> **Exercise instructions**
From the listing, collect all lines containing the word "Full".
— START —
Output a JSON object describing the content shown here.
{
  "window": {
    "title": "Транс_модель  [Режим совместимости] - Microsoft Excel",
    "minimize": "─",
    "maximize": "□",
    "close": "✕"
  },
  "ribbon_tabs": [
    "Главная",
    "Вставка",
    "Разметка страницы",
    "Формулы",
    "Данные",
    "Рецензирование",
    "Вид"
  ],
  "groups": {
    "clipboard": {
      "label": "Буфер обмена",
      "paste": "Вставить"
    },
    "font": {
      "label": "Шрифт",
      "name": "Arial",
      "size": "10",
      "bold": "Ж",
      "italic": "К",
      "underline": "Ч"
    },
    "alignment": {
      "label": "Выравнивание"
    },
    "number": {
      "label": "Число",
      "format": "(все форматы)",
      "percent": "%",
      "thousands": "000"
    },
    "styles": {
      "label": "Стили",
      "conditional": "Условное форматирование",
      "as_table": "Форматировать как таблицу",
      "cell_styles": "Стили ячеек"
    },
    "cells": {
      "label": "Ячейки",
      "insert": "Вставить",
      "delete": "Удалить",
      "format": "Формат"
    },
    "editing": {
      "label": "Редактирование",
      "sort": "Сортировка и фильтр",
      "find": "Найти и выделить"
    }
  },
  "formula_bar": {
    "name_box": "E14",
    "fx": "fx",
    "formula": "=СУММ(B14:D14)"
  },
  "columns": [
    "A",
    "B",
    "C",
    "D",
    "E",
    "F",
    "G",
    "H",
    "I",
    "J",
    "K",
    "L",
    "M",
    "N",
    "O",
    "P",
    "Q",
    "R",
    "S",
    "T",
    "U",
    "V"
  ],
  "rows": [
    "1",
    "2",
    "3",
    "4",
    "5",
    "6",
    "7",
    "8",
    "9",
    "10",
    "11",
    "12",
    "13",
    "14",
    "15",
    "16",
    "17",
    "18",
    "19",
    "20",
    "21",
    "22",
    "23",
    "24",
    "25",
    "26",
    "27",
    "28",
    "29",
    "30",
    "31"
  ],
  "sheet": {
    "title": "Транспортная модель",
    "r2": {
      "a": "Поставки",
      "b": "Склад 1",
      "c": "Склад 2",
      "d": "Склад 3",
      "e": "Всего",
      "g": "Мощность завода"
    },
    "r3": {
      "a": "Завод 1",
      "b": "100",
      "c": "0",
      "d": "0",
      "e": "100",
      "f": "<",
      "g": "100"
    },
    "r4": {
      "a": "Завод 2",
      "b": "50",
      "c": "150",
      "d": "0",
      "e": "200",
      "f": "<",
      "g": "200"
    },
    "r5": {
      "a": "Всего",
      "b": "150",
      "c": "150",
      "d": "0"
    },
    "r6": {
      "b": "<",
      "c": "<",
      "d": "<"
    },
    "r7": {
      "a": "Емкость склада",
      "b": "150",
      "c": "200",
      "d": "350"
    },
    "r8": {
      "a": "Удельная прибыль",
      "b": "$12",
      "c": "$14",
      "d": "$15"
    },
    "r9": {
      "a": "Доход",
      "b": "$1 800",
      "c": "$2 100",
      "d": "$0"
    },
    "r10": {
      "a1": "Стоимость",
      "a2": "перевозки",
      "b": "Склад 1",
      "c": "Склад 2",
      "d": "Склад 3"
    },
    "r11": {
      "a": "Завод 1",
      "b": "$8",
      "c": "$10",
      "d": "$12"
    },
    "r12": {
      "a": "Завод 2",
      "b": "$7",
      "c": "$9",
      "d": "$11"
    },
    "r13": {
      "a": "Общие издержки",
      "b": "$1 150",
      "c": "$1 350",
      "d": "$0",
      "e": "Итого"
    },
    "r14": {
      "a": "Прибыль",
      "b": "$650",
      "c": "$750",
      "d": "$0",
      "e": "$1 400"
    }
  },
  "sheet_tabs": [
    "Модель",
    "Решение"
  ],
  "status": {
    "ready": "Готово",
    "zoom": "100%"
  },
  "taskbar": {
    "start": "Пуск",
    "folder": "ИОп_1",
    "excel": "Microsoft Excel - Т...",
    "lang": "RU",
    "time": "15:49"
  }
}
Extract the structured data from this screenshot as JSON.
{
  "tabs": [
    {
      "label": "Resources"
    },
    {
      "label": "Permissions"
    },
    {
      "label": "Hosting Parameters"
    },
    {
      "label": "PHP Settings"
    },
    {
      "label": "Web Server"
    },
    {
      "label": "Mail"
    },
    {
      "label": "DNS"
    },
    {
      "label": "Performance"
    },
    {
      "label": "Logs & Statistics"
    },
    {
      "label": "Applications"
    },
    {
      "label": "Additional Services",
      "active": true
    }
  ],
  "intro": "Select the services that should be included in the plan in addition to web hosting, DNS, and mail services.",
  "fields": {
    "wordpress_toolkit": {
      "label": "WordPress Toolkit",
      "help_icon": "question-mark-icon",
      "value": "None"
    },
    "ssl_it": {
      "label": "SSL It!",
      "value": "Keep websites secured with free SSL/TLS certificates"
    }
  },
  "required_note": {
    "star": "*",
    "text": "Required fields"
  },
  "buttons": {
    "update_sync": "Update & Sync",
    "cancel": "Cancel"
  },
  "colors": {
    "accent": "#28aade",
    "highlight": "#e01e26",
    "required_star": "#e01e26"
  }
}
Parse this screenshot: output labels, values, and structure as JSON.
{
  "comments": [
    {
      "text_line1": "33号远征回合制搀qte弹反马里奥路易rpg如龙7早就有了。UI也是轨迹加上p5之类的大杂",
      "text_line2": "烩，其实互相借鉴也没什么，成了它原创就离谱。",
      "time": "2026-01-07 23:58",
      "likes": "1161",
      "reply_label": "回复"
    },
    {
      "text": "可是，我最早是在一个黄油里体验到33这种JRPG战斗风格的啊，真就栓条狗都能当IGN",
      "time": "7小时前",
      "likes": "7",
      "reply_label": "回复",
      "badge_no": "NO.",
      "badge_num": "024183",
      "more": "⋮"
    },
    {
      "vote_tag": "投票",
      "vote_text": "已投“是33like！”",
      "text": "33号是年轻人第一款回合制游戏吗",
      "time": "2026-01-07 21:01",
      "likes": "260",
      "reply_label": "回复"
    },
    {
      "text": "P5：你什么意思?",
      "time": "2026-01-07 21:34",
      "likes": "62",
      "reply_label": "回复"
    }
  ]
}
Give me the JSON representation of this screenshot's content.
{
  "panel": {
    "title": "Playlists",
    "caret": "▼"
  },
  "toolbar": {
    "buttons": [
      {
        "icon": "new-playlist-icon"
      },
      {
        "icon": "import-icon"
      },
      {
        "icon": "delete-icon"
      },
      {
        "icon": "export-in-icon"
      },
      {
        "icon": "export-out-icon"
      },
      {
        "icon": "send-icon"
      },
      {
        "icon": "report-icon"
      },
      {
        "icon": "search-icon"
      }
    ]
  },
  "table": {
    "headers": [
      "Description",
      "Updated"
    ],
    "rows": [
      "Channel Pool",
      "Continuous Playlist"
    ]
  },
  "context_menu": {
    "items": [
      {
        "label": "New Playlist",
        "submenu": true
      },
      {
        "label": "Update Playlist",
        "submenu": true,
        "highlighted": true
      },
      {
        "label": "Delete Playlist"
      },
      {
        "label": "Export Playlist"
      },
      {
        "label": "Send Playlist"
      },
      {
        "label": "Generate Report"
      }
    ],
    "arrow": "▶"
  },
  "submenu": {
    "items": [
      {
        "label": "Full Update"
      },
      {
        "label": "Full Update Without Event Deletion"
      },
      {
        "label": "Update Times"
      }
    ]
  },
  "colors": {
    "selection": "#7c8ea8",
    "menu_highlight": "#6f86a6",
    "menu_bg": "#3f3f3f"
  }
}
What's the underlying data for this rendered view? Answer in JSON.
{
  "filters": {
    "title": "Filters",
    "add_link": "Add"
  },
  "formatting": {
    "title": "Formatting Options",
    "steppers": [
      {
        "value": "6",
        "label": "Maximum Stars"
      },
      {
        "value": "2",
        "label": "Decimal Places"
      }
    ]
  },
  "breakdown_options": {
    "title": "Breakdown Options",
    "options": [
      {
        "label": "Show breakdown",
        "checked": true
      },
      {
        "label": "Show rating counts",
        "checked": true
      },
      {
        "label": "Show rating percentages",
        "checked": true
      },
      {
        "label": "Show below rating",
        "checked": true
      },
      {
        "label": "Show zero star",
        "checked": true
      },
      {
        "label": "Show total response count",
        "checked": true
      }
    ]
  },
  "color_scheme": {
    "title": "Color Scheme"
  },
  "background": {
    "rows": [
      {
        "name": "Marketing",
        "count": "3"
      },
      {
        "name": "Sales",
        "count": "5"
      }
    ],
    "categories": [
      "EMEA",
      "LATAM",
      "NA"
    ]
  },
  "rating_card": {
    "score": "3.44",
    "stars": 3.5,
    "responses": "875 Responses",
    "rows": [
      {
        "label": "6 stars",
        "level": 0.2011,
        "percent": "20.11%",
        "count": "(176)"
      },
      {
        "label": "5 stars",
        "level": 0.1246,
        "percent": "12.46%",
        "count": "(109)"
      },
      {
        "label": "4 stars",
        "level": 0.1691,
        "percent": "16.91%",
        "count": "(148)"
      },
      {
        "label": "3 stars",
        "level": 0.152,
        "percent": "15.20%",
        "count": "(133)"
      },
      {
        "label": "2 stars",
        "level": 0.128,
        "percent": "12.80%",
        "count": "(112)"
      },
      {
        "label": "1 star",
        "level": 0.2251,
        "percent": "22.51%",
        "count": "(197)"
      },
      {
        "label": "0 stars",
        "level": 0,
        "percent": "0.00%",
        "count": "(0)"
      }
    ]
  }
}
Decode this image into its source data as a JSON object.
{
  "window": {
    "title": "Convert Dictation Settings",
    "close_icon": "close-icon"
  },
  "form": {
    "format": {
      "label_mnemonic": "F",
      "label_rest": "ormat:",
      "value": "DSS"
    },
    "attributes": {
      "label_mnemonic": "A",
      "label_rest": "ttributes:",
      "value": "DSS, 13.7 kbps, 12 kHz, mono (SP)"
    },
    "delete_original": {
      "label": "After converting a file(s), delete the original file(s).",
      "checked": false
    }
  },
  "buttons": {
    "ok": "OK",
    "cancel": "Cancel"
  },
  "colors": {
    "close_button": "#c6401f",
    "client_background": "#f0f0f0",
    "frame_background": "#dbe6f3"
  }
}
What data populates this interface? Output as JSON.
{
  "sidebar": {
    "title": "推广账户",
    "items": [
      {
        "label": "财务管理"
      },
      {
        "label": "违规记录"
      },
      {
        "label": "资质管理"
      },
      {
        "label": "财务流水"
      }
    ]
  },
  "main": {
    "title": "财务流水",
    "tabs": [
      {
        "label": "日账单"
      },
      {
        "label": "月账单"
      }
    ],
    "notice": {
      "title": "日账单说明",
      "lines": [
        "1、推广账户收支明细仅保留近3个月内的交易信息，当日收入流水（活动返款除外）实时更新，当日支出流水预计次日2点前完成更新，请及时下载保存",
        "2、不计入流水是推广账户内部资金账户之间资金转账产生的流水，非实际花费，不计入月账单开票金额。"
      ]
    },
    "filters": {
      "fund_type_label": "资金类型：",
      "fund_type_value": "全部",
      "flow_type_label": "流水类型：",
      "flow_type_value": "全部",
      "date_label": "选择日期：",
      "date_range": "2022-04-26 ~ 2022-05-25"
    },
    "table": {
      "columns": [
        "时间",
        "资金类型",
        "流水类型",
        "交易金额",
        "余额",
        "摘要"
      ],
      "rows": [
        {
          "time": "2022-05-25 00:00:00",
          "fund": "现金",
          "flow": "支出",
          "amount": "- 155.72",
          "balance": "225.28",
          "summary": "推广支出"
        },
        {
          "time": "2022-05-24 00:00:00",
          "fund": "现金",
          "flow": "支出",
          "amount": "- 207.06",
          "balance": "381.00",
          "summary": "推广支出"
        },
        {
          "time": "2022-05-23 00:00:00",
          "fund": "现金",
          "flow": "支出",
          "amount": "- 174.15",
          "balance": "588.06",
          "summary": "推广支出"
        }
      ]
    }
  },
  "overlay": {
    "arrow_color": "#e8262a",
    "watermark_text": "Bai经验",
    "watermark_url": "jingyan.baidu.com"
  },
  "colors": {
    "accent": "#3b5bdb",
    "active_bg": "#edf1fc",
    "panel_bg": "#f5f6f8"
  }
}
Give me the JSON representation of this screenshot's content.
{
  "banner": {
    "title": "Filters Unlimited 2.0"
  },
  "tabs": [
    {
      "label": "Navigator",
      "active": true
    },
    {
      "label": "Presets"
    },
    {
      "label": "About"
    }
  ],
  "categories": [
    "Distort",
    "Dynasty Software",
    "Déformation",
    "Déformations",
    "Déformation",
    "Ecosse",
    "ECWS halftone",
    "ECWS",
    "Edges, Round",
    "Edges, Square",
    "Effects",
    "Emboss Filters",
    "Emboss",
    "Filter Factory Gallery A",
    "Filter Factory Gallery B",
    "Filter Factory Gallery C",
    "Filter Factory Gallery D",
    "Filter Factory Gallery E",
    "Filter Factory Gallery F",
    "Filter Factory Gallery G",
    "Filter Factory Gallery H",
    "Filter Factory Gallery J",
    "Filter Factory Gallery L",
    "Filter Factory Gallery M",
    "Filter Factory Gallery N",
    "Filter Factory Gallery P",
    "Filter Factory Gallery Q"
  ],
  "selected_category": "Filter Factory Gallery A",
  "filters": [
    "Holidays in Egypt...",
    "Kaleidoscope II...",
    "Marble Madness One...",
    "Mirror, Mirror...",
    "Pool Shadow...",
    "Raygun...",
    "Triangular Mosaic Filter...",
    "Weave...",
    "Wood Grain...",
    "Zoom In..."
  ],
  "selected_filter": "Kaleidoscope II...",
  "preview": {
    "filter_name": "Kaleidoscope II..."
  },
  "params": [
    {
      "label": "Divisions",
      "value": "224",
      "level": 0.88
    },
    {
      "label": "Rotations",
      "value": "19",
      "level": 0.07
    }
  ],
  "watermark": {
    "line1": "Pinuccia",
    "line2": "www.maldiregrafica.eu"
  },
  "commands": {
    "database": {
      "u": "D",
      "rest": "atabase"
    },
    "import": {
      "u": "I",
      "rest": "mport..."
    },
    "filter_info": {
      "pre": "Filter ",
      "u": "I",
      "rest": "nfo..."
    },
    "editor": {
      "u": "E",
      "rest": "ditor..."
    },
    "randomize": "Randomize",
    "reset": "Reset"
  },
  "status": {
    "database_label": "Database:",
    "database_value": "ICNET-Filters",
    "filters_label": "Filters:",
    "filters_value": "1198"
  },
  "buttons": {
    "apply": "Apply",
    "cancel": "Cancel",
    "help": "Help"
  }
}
— END —
> **Exercise answer**
        "label": "Full Update"
        "label": "Full Update Without Event Deletion"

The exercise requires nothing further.